* **Provided data**
**********

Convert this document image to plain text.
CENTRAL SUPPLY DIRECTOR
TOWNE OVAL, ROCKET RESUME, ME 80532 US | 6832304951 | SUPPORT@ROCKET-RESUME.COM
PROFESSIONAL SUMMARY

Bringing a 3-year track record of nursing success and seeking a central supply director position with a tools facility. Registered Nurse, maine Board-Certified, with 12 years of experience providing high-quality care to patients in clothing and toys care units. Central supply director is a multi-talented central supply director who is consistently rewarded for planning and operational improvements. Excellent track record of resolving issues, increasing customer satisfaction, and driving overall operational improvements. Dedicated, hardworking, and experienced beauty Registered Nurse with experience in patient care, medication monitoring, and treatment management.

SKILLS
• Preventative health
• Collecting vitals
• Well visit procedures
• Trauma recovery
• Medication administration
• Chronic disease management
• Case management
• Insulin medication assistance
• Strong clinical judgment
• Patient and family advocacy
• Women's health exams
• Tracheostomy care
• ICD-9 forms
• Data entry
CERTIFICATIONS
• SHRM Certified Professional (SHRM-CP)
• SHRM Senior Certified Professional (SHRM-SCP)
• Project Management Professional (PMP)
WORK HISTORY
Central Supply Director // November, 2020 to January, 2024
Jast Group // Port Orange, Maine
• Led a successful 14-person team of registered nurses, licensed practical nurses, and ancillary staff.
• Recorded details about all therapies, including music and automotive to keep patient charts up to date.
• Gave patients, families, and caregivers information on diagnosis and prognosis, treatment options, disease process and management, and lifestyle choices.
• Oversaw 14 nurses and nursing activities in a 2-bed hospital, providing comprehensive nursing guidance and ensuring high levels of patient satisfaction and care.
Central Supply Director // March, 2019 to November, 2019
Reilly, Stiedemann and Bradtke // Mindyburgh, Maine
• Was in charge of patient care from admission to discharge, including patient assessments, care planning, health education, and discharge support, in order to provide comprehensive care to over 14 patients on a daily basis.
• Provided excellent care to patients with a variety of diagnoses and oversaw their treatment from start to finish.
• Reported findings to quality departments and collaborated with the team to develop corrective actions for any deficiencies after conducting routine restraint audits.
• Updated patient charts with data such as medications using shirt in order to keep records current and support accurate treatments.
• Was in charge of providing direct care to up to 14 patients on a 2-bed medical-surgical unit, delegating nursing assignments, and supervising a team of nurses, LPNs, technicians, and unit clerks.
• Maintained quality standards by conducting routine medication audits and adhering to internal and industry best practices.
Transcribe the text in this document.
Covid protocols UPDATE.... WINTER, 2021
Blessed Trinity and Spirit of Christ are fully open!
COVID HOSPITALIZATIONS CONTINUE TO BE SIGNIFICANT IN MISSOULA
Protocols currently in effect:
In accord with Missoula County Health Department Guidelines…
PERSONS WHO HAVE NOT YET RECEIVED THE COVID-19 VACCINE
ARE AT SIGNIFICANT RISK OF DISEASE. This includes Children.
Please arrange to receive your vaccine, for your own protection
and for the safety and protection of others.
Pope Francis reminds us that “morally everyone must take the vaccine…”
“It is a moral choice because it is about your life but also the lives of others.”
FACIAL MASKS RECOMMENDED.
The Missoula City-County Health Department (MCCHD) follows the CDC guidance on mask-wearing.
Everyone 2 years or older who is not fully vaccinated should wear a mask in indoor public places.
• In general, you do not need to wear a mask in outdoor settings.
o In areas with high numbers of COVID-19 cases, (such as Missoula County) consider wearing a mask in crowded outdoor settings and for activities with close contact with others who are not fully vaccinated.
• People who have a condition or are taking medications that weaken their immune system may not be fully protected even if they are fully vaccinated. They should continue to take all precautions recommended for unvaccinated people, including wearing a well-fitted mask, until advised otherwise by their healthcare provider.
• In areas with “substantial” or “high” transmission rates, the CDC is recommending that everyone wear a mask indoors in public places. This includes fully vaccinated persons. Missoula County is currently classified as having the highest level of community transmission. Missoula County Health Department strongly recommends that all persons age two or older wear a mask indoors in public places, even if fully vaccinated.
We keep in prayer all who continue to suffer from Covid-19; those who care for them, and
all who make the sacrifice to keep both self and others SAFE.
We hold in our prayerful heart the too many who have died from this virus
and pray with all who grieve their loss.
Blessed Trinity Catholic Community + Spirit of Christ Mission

**********

* **What to do**
If a line of the data above holds the string "including", count it, then state only the total.

* **Response area**
3